Extracted information
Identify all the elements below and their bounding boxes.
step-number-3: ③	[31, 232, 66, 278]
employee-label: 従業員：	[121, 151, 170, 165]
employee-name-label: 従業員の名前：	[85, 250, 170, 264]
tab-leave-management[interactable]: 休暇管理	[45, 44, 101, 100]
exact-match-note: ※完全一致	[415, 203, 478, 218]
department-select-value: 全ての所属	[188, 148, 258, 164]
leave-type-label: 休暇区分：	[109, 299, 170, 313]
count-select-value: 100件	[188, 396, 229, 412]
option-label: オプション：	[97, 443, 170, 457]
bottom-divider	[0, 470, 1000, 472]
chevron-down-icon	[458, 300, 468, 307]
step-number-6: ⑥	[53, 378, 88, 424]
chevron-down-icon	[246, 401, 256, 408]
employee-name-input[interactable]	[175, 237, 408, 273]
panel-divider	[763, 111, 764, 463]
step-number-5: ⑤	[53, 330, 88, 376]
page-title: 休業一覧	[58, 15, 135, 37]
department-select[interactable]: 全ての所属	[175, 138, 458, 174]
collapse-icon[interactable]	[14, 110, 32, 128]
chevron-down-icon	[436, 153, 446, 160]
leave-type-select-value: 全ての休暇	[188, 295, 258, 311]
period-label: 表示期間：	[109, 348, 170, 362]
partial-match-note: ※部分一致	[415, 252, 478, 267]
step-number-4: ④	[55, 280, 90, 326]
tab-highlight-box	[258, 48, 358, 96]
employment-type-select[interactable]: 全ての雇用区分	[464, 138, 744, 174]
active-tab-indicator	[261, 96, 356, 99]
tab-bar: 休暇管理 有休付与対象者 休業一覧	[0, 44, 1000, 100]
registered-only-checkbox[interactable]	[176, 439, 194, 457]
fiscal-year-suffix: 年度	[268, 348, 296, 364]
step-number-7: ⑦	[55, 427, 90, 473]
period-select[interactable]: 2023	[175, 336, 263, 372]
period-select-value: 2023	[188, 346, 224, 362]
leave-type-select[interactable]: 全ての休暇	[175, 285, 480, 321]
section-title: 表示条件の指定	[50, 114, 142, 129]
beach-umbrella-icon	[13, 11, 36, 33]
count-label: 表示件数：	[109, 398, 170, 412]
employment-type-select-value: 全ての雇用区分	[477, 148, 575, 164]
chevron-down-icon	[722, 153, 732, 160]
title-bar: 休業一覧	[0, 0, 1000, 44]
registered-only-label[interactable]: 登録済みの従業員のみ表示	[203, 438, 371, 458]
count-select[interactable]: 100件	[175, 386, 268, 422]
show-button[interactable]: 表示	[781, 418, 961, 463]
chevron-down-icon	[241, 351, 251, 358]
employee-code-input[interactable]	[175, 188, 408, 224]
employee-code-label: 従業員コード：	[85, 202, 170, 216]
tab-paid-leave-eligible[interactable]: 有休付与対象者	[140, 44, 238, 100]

Given request
Copy each line of the items above word for word.

Answer for the task
Identify all the elements below and their bounding boxes.
step-number-3: ③	[31, 232, 66, 278]
employee-label: 従業員：	[121, 151, 170, 165]
employee-name-label: 従業員の名前：	[85, 250, 170, 264]
tab-leave-management[interactable]: 休暇管理	[45, 44, 101, 100]
exact-match-note: ※完全一致	[415, 203, 478, 218]
department-select-value: 全ての所属	[188, 148, 258, 164]
leave-type-label: 休暇区分：	[109, 299, 170, 313]
count-select-value: 100件	[188, 396, 229, 412]
option-label: オプション：	[97, 443, 170, 457]
bottom-divider	[0, 470, 1000, 472]
chevron-down-icon	[458, 300, 468, 307]
step-number-6: ⑥	[53, 378, 88, 424]
chevron-down-icon	[246, 401, 256, 408]
employee-name-input[interactable]	[175, 237, 408, 273]
panel-divider	[763, 111, 764, 463]
step-number-5: ⑤	[53, 330, 88, 376]
page-title: 休業一覧	[58, 15, 135, 37]
department-select[interactable]: 全ての所属	[175, 138, 458, 174]
collapse-icon[interactable]	[14, 110, 32, 128]
chevron-down-icon	[436, 153, 446, 160]
leave-type-select-value: 全ての休暇	[188, 295, 258, 311]
period-label: 表示期間：	[109, 348, 170, 362]
partial-match-note: ※部分一致	[415, 252, 478, 267]
step-number-4: ④	[55, 280, 90, 326]
tab-highlight-box	[258, 48, 358, 96]
employment-type-select[interactable]: 全ての雇用区分	[464, 138, 744, 174]
active-tab-indicator	[261, 96, 356, 99]
tab-bar: 休暇管理 有休付与対象者 休業一覧	[0, 44, 1000, 100]
registered-only-checkbox[interactable]	[176, 439, 194, 457]
fiscal-year-suffix: 年度	[268, 348, 296, 364]
step-number-7: ⑦	[55, 427, 90, 473]
period-select[interactable]: 2023	[175, 336, 263, 372]
period-select-value: 2023	[188, 346, 224, 362]
leave-type-select[interactable]: 全ての休暇	[175, 285, 480, 321]
section-title: 表示条件の指定	[50, 114, 142, 129]
beach-umbrella-icon	[13, 11, 36, 33]
count-label: 表示件数：	[109, 398, 170, 412]
employment-type-select-value: 全ての雇用区分	[477, 148, 575, 164]
chevron-down-icon	[722, 153, 732, 160]
title-bar: 休業一覧	[0, 0, 1000, 44]
registered-only-label[interactable]: 登録済みの従業員のみ表示	[203, 438, 371, 458]
count-select[interactable]: 100件	[175, 386, 268, 422]
show-button[interactable]: 表示	[781, 418, 961, 463]
chevron-down-icon	[241, 351, 251, 358]
employee-code-input[interactable]	[175, 188, 408, 224]
employee-code-label: 従業員コード：	[85, 202, 170, 216]
tab-paid-leave-eligible[interactable]: 有休付与対象者	[140, 44, 238, 100]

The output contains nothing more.